[Stored entries]
* * * * *

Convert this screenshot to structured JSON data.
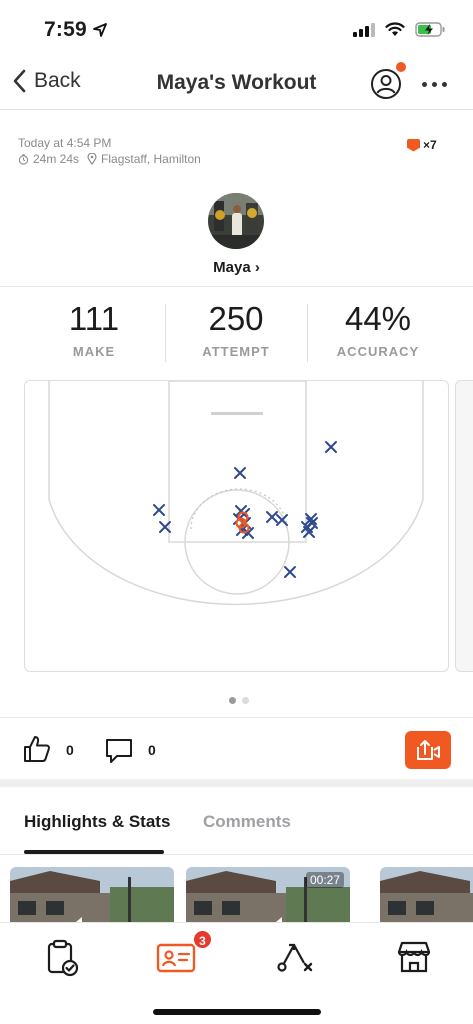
{
  "status_bar": {
    "time": "7:59"
  },
  "nav": {
    "back_label": "Back",
    "title": "Maya's Workout"
  },
  "meta": {
    "date": "Today at 4:54 PM",
    "duration": "24m 24s",
    "location": "Flagstaff, Hamilton",
    "badge_count": "×7"
  },
  "user": {
    "name": "Maya",
    "name_chevron": "›"
  },
  "stats": [
    {
      "value": "111",
      "label": "MAKE"
    },
    {
      "value": "250",
      "label": "ATTEMPT"
    },
    {
      "value": "44%",
      "label": "ACCURACY"
    }
  ],
  "social": {
    "likes": "0",
    "comments": "0"
  },
  "tabs": {
    "active": "Highlights & Stats",
    "inactive": "Comments"
  },
  "thumbnails": [
    {
      "duration": ""
    },
    {
      "duration": "00:27"
    },
    {
      "duration": ""
    }
  ],
  "tabbar": {
    "badge": "3"
  },
  "colors": {
    "accent": "#f05a22",
    "miss": "#2e4a8c",
    "badge": "#e63a2e"
  },
  "icons": [
    "location-arrow-icon",
    "signal-icon",
    "wifi-icon",
    "battery-charging-icon",
    "chevron-left-icon",
    "profile-icon",
    "more-icon",
    "timer-icon",
    "location-pin-icon",
    "thumbs-up-icon",
    "comment-icon",
    "share-video-icon",
    "clipboard-check-icon",
    "id-card-icon",
    "play-diagram-icon",
    "store-icon"
  ]
}
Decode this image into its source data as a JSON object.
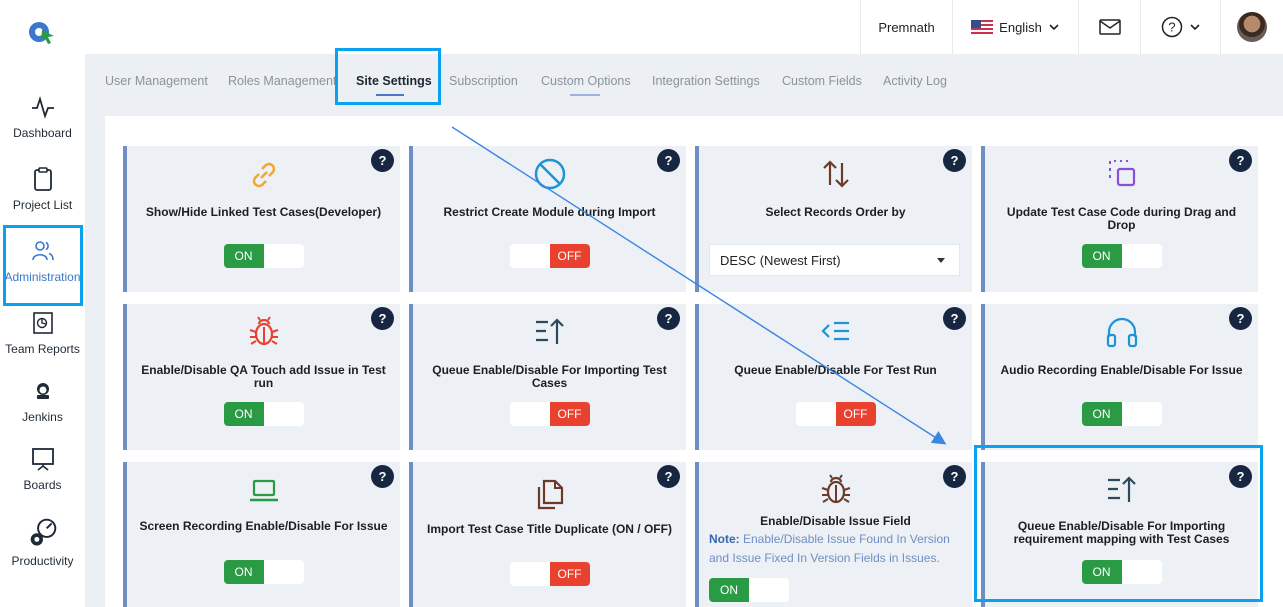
{
  "header": {
    "user_name": "Premnath",
    "language": "English",
    "icons": [
      "qa-touch-logo-icon",
      "us-flag-icon",
      "mail-icon",
      "help-icon",
      "avatar"
    ]
  },
  "sidebar": {
    "items": [
      {
        "label": "Dashboard",
        "icon": "activity-icon"
      },
      {
        "label": "Project List",
        "icon": "clipboard-icon"
      },
      {
        "label": "Administration",
        "icon": "users-icon",
        "active": true
      },
      {
        "label": "Team Reports",
        "icon": "report-icon"
      },
      {
        "label": "Jenkins",
        "icon": "jenkins-icon"
      },
      {
        "label": "Boards",
        "icon": "board-icon"
      },
      {
        "label": "Productivity",
        "icon": "gears-icon"
      }
    ]
  },
  "tabs": [
    "User Management",
    "Roles Management",
    "Site Settings",
    "Subscription",
    "Custom Options",
    "Integration Settings",
    "Custom Fields",
    "Activity Log"
  ],
  "active_tab": "Site Settings",
  "toggle_labels": {
    "on": "ON",
    "off": "OFF"
  },
  "help_label": "?",
  "cards": [
    {
      "title": "Show/Hide Linked Test Cases(Developer)",
      "state": "ON",
      "icon": "link-icon"
    },
    {
      "title": "Restrict Create Module during Import",
      "state": "OFF",
      "icon": "ban-icon"
    },
    {
      "title": "Select Records Order by",
      "select_value": "DESC (Newest First)",
      "icon": "sort-arrows-icon"
    },
    {
      "title": "Update Test Case Code during Drag and Drop",
      "state": "ON",
      "icon": "drag-drop-icon"
    },
    {
      "title": "Enable/Disable QA Touch add Issue in Test run",
      "state": "ON",
      "icon": "bug-icon"
    },
    {
      "title": "Queue Enable/Disable For Importing Test Cases",
      "state": "OFF",
      "icon": "sort-list-icon"
    },
    {
      "title": "Queue Enable/Disable For Test Run",
      "state": "OFF",
      "icon": "list-indent-icon"
    },
    {
      "title": "Audio Recording Enable/Disable For Issue",
      "state": "ON",
      "icon": "headphones-icon"
    },
    {
      "title": "Screen Recording Enable/Disable For Issue",
      "state": "ON",
      "icon": "laptop-icon"
    },
    {
      "title": "Import Test Case Title Duplicate (ON / OFF)",
      "state": "OFF",
      "icon": "copy-icon"
    },
    {
      "title": "Enable/Disable Issue Field",
      "state": "ON",
      "icon": "bug-icon",
      "note_label": "Note:",
      "note_text": " Enable/Disable Issue Found In Version and Issue Fixed In Version Fields in Issues."
    },
    {
      "title": "Queue Enable/Disable For Importing requirement mapping with Test Cases",
      "state": "ON",
      "icon": "sort-list-icon"
    }
  ],
  "colors": {
    "accent_blue": "#0aa2ef",
    "on_green": "#2b9a45",
    "off_red": "#e8412f",
    "help_navy": "#172741",
    "card_border": "#6f8fc4"
  }
}
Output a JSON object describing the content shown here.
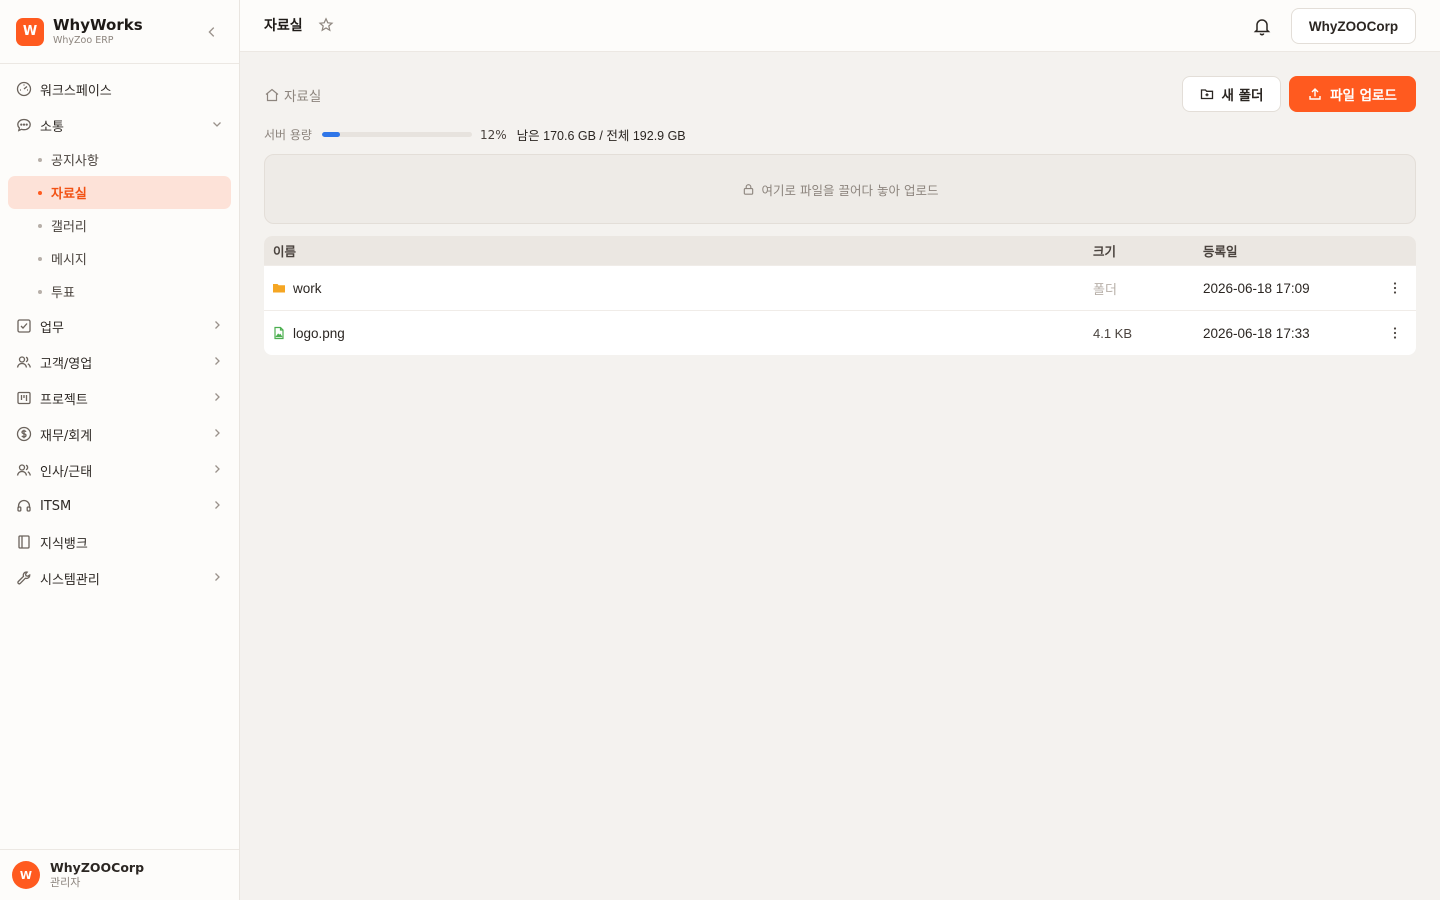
{
  "brand": {
    "name": "WhyWorks",
    "subtitle": "WhyZoo ERP",
    "logo_letter": "W"
  },
  "nav": {
    "workspace": "워크스페이스",
    "communication": "소통",
    "sub": [
      "공지사항",
      "자료실",
      "갤러리",
      "메시지",
      "투표"
    ],
    "tasks": "업무",
    "customers": "고객/영업",
    "projects": "프로젝트",
    "finance": "재무/회계",
    "hr": "인사/근태",
    "itsm": "ITSM",
    "knowledge": "지식뱅크",
    "system": "시스템관리"
  },
  "user": {
    "avatar": "W",
    "name": "WhyZOOCorp",
    "role": "관리자"
  },
  "topbar": {
    "title": "자료실",
    "org": "WhyZOOCorp"
  },
  "breadcrumb": "자료실",
  "buttons": {
    "new_folder": "새 폴더",
    "upload": "파일 업로드"
  },
  "storage": {
    "label": "서버 용량",
    "percent": 12,
    "percent_text": "12%",
    "detail": "남은 170.6 GB / 전체 192.9 GB"
  },
  "dropzone": "여기로 파일을 끌어다 놓아 업로드",
  "table": {
    "headers": {
      "name": "이름",
      "size": "크기",
      "date": "등록일"
    },
    "rows": [
      {
        "name": "work",
        "size": "폴더",
        "date": "2026-06-18 17:09",
        "type": "folder"
      },
      {
        "name": "logo.png",
        "size": "4.1 KB",
        "date": "2026-06-18 17:33",
        "type": "image"
      }
    ]
  },
  "colors": {
    "accent": "#ff5a1f",
    "active_bg": "#fde2d8",
    "progress": "#2f76e8",
    "folder": "#f5a623",
    "image_file": "#4caf50"
  }
}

* * * * *

§ What the task requires
Search the entries for the word "Fields", then list each line that holds it.

§ Task solution
    "Custom Fields",
      "note_text": " Enable/Disable Issue Found In Version and Issue Fixed In Version Fields in Issues."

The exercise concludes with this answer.